▶ _Given entries_
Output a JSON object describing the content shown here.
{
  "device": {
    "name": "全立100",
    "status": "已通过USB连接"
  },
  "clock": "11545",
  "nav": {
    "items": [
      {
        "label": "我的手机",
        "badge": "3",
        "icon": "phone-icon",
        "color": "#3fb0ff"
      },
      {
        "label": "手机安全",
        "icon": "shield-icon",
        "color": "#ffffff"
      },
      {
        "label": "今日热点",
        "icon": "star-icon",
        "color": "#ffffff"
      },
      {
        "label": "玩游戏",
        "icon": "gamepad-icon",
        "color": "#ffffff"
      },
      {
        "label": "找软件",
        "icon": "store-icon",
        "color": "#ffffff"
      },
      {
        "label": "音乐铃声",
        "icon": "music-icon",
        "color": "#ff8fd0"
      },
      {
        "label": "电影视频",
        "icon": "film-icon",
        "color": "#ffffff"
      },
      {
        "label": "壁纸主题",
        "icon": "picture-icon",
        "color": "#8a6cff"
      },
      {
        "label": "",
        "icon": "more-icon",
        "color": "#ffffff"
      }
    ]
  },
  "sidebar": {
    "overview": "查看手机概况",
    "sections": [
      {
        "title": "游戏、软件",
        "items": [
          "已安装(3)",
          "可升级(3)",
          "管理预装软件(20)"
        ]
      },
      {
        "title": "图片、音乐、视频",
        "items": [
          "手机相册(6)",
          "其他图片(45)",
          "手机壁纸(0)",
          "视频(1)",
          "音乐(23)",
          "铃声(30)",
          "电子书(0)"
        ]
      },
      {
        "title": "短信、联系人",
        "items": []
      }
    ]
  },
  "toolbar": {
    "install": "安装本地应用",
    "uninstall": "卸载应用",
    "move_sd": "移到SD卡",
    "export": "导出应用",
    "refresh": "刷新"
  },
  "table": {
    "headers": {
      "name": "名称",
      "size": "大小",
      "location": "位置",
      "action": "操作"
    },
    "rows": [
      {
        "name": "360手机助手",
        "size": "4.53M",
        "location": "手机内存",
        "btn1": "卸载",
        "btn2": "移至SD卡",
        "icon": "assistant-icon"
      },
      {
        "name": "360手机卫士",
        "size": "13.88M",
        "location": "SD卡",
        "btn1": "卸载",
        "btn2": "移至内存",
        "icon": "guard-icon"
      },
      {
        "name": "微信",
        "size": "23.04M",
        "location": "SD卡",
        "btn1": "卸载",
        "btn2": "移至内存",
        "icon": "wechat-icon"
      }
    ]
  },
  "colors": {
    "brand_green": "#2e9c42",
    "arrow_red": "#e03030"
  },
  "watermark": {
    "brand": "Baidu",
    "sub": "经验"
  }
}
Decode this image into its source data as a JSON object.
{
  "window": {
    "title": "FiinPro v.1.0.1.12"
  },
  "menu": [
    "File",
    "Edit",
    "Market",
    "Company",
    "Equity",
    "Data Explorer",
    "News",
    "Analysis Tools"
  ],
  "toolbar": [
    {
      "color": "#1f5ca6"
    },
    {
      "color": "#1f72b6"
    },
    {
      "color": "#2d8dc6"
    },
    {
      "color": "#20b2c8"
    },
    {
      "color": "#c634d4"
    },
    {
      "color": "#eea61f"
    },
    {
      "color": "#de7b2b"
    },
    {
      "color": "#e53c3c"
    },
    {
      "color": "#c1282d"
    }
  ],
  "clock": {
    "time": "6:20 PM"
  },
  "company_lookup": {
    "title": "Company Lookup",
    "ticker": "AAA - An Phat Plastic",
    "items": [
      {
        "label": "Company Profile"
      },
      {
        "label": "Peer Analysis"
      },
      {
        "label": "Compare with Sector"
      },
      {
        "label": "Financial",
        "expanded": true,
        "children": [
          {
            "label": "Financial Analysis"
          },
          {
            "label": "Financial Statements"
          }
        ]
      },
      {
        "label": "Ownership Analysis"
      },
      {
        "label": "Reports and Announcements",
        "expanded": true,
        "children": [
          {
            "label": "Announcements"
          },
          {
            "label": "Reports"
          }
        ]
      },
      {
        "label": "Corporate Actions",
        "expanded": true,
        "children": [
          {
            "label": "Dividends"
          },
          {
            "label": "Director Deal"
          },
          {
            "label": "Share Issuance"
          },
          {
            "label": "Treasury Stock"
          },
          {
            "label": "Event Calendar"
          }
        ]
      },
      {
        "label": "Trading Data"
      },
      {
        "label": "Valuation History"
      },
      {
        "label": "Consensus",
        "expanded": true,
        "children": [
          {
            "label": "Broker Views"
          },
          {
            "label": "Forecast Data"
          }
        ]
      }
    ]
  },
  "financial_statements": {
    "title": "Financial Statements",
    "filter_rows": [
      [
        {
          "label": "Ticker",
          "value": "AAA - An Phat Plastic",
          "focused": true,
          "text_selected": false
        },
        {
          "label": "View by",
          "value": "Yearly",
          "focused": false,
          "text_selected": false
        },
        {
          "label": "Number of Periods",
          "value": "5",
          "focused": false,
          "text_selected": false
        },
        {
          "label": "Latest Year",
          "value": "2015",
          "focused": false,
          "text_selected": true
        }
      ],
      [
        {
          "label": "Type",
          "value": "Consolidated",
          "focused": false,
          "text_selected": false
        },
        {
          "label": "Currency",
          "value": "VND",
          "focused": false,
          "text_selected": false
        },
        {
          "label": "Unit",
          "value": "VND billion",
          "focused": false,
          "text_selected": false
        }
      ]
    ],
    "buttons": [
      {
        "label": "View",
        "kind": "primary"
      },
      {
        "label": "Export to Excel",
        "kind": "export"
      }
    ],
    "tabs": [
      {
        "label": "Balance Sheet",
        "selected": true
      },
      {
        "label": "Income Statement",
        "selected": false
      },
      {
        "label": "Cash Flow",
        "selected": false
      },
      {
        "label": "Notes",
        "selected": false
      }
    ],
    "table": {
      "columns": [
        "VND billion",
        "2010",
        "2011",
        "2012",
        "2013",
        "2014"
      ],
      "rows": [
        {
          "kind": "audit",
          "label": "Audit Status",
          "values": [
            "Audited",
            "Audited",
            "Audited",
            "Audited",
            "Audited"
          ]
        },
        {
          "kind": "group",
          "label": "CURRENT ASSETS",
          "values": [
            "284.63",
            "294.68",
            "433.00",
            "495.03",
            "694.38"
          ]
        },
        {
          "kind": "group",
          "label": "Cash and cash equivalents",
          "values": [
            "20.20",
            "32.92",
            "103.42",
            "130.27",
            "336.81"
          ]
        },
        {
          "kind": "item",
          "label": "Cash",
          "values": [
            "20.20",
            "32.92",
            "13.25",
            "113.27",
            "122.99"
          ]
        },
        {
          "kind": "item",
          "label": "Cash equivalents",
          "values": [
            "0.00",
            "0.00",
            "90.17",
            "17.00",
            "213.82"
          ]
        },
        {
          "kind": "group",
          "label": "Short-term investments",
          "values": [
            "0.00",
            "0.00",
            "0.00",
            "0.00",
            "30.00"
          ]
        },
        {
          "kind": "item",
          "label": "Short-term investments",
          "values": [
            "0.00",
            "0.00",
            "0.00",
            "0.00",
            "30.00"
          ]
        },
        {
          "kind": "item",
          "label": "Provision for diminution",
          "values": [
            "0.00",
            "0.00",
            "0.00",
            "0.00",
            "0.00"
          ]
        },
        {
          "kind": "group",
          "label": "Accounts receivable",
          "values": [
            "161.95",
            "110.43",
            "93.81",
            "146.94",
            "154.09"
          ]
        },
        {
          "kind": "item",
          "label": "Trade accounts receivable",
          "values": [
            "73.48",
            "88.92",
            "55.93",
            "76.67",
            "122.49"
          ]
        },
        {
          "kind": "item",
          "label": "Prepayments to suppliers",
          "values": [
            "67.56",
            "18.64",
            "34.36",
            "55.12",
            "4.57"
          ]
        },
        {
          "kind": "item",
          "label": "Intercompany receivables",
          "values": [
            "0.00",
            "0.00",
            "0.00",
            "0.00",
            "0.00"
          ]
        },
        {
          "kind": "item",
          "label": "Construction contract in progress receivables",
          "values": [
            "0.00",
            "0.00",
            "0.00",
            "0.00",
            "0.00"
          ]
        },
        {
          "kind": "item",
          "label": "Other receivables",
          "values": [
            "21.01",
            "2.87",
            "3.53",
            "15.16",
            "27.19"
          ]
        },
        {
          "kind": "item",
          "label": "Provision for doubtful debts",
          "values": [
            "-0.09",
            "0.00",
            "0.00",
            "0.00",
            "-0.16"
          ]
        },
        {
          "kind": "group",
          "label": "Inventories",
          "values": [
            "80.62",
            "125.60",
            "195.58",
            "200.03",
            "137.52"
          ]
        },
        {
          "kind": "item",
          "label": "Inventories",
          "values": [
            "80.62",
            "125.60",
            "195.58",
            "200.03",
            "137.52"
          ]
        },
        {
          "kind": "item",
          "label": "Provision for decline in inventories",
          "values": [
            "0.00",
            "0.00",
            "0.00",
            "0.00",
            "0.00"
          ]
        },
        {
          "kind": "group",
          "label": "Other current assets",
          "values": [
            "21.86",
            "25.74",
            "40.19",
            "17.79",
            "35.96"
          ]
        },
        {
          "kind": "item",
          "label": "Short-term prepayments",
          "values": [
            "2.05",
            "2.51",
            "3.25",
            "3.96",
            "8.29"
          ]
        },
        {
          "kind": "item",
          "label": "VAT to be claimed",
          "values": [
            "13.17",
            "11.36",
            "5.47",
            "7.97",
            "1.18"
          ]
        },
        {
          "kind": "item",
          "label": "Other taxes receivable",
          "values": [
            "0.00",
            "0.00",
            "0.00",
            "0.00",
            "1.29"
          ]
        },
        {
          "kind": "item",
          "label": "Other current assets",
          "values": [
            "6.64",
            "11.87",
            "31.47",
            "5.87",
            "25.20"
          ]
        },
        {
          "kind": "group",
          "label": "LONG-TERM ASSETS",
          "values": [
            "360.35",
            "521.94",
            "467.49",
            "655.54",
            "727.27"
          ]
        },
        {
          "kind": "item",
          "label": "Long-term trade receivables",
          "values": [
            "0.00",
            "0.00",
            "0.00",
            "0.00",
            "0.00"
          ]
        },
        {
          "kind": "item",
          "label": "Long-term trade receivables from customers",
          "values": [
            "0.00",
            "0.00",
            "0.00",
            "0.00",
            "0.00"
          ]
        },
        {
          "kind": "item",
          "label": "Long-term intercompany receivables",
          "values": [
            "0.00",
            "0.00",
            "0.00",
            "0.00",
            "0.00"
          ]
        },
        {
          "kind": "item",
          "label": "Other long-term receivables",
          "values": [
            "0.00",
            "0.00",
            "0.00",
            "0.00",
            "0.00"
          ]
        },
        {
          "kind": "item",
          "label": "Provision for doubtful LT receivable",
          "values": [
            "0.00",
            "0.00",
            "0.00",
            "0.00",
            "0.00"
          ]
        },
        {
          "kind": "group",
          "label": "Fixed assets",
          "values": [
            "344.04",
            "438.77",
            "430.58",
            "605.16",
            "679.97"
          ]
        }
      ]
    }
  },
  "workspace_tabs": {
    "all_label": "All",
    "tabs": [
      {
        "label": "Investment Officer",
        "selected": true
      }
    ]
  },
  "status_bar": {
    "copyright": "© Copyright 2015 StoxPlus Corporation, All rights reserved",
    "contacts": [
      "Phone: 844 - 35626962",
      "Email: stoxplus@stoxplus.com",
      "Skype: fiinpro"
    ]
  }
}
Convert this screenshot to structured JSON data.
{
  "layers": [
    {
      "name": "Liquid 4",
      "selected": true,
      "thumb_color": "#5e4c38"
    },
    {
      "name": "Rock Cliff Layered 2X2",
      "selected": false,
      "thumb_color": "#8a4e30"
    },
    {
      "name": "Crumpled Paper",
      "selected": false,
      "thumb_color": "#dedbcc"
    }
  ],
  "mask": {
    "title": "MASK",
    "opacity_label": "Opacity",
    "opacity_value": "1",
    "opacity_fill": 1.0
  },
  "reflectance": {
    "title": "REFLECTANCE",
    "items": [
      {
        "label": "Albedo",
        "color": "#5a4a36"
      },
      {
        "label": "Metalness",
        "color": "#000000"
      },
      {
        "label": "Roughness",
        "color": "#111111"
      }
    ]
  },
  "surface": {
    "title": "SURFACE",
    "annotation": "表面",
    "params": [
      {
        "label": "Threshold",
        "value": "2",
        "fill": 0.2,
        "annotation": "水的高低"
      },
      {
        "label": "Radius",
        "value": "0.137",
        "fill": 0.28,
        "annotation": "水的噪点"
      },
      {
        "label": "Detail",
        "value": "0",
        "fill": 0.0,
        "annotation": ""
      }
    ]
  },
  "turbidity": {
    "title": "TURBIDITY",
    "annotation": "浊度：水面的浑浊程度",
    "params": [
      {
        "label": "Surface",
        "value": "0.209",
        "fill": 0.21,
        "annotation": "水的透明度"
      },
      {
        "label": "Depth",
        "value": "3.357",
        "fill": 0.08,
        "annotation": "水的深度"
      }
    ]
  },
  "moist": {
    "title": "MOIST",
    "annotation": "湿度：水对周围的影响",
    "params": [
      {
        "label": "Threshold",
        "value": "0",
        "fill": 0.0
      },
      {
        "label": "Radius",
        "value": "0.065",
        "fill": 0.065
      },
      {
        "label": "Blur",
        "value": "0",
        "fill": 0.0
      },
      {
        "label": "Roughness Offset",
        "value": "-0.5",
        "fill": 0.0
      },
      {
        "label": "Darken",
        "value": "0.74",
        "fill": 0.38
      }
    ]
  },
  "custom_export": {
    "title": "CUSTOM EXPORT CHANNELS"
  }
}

▶ _Goal of the exercise_
For the entries above, count the lines that contain the string "Phat", and state that number without further comment.

▶ _Output below_
2